─── DATA ROWS ───

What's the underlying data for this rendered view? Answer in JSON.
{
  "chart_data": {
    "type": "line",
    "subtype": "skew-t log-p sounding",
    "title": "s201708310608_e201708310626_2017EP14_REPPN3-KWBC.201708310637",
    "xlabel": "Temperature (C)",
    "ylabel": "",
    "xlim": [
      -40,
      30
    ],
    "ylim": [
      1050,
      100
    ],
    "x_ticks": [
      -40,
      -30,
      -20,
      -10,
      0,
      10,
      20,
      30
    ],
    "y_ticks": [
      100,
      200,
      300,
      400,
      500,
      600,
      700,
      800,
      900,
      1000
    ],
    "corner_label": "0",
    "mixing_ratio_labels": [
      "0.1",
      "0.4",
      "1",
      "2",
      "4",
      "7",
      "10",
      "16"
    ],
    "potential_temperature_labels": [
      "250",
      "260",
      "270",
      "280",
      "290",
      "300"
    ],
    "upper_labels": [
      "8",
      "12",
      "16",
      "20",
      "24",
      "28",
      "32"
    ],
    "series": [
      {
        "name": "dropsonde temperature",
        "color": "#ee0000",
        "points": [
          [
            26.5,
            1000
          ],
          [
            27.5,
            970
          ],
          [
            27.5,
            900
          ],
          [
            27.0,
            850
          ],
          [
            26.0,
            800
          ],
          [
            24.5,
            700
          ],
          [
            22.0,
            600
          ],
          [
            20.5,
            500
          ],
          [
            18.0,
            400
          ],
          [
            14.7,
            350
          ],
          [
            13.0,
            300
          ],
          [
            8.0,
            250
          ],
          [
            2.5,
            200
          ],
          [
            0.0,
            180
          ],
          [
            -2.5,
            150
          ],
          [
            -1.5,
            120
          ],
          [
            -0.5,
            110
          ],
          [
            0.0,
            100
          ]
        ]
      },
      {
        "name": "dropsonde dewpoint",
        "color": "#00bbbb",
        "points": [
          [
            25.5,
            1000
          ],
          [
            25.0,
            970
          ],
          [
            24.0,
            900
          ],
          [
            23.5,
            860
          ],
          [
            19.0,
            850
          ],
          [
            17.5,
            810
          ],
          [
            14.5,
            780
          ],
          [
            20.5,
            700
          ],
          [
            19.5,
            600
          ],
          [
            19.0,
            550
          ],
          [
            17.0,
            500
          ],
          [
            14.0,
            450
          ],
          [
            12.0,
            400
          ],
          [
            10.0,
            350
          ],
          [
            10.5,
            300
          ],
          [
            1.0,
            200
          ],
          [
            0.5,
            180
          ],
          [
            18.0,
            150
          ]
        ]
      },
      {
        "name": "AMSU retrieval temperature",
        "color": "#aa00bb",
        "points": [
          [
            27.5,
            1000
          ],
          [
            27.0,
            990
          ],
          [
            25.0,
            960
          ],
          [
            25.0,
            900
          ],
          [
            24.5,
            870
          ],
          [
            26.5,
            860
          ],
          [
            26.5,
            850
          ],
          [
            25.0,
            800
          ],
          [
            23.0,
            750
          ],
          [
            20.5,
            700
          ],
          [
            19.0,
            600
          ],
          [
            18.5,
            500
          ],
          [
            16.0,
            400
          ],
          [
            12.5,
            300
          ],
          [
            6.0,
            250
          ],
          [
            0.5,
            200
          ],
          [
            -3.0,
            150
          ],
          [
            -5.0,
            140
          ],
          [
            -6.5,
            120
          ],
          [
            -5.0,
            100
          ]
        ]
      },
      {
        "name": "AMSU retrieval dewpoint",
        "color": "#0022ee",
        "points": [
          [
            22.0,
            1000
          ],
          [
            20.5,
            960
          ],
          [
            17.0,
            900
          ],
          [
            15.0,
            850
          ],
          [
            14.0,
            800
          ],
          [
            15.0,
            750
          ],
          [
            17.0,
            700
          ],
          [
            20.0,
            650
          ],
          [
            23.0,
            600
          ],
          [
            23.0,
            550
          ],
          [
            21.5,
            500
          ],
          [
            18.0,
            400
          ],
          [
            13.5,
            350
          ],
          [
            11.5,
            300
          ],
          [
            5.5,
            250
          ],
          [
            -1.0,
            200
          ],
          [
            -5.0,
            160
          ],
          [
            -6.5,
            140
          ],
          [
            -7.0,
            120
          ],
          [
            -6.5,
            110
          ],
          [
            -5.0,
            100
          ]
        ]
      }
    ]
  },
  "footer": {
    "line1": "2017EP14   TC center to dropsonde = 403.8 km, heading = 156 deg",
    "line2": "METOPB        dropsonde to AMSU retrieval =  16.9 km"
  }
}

───

EXERCISE INSTRUCTIONS » Return the material in full, exactly as shown.

WORKED ANSWER »
What's the underlying data for this rendered view? Answer in JSON.
{
  "chart_data": {
    "type": "line",
    "subtype": "skew-t log-p sounding",
    "title": "s201708310608_e201708310626_2017EP14_REPPN3-KWBC.201708310637",
    "xlabel": "Temperature (C)",
    "ylabel": "",
    "xlim": [
      -40,
      30
    ],
    "ylim": [
      1050,
      100
    ],
    "x_ticks": [
      -40,
      -30,
      -20,
      -10,
      0,
      10,
      20,
      30
    ],
    "y_ticks": [
      100,
      200,
      300,
      400,
      500,
      600,
      700,
      800,
      900,
      1000
    ],
    "corner_label": "0",
    "mixing_ratio_labels": [
      "0.1",
      "0.4",
      "1",
      "2",
      "4",
      "7",
      "10",
      "16"
    ],
    "potential_temperature_labels": [
      "250",
      "260",
      "270",
      "280",
      "290",
      "300"
    ],
    "upper_labels": [
      "8",
      "12",
      "16",
      "20",
      "24",
      "28",
      "32"
    ],
    "series": [
      {
        "name": "dropsonde temperature",
        "color": "#ee0000",
        "points": [
          [
            26.5,
            1000
          ],
          [
            27.5,
            970
          ],
          [
            27.5,
            900
          ],
          [
            27.0,
            850
          ],
          [
            26.0,
            800
          ],
          [
            24.5,
            700
          ],
          [
            22.0,
            600
          ],
          [
            20.5,
            500
          ],
          [
            18.0,
            400
          ],
          [
            14.7,
            350
          ],
          [
            13.0,
            300
          ],
          [
            8.0,
            250
          ],
          [
            2.5,
            200
          ],
          [
            0.0,
            180
          ],
          [
            -2.5,
            150
          ],
          [
            -1.5,
            120
          ],
          [
            -0.5,
            110
          ],
          [
            0.0,
            100
          ]
        ]
      },
      {
        "name": "dropsonde dewpoint",
        "color": "#00bbbb",
        "points": [
          [
            25.5,
            1000
          ],
          [
            25.0,
            970
          ],
          [
            24.0,
            900
          ],
          [
            23.5,
            860
          ],
          [
            19.0,
            850
          ],
          [
            17.5,
            810
          ],
          [
            14.5,
            780
          ],
          [
            20.5,
            700
          ],
          [
            19.5,
            600
          ],
          [
            19.0,
            550
          ],
          [
            17.0,
            500
          ],
          [
            14.0,
            450
          ],
          [
            12.0,
            400
          ],
          [
            10.0,
            350
          ],
          [
            10.5,
            300
          ],
          [
            1.0,
            200
          ],
          [
            0.5,
            180
          ],
          [
            18.0,
            150
          ]
        ]
      },
      {
        "name": "AMSU retrieval temperature",
        "color": "#aa00bb",
        "points": [
          [
            27.5,
            1000
          ],
          [
            27.0,
            990
          ],
          [
            25.0,
            960
          ],
          [
            25.0,
            900
          ],
          [
            24.5,
            870
          ],
          [
            26.5,
            860
          ],
          [
            26.5,
            850
          ],
          [
            25.0,
            800
          ],
          [
            23.0,
            750
          ],
          [
            20.5,
            700
          ],
          [
            19.0,
            600
          ],
          [
            18.5,
            500
          ],
          [
            16.0,
            400
          ],
          [
            12.5,
            300
          ],
          [
            6.0,
            250
          ],
          [
            0.5,
            200
          ],
          [
            -3.0,
            150
          ],
          [
            -5.0,
            140
          ],
          [
            -6.5,
            120
          ],
          [
            -5.0,
            100
          ]
        ]
      },
      {
        "name": "AMSU retrieval dewpoint",
        "color": "#0022ee",
        "points": [
          [
            22.0,
            1000
          ],
          [
            20.5,
            960
          ],
          [
            17.0,
            900
          ],
          [
            15.0,
            850
          ],
          [
            14.0,
            800
          ],
          [
            15.0,
            750
          ],
          [
            17.0,
            700
          ],
          [
            20.0,
            650
          ],
          [
            23.0,
            600
          ],
          [
            23.0,
            550
          ],
          [
            21.5,
            500
          ],
          [
            18.0,
            400
          ],
          [
            13.5,
            350
          ],
          [
            11.5,
            300
          ],
          [
            5.5,
            250
          ],
          [
            -1.0,
            200
          ],
          [
            -5.0,
            160
          ],
          [
            -6.5,
            140
          ],
          [
            -7.0,
            120
          ],
          [
            -6.5,
            110
          ],
          [
            -5.0,
            100
          ]
        ]
      }
    ]
  },
  "footer": {
    "line1": "2017EP14   TC center to dropsonde = 403.8 km, heading = 156 deg",
    "line2": "METOPB        dropsonde to AMSU retrieval =  16.9 km"
  }
}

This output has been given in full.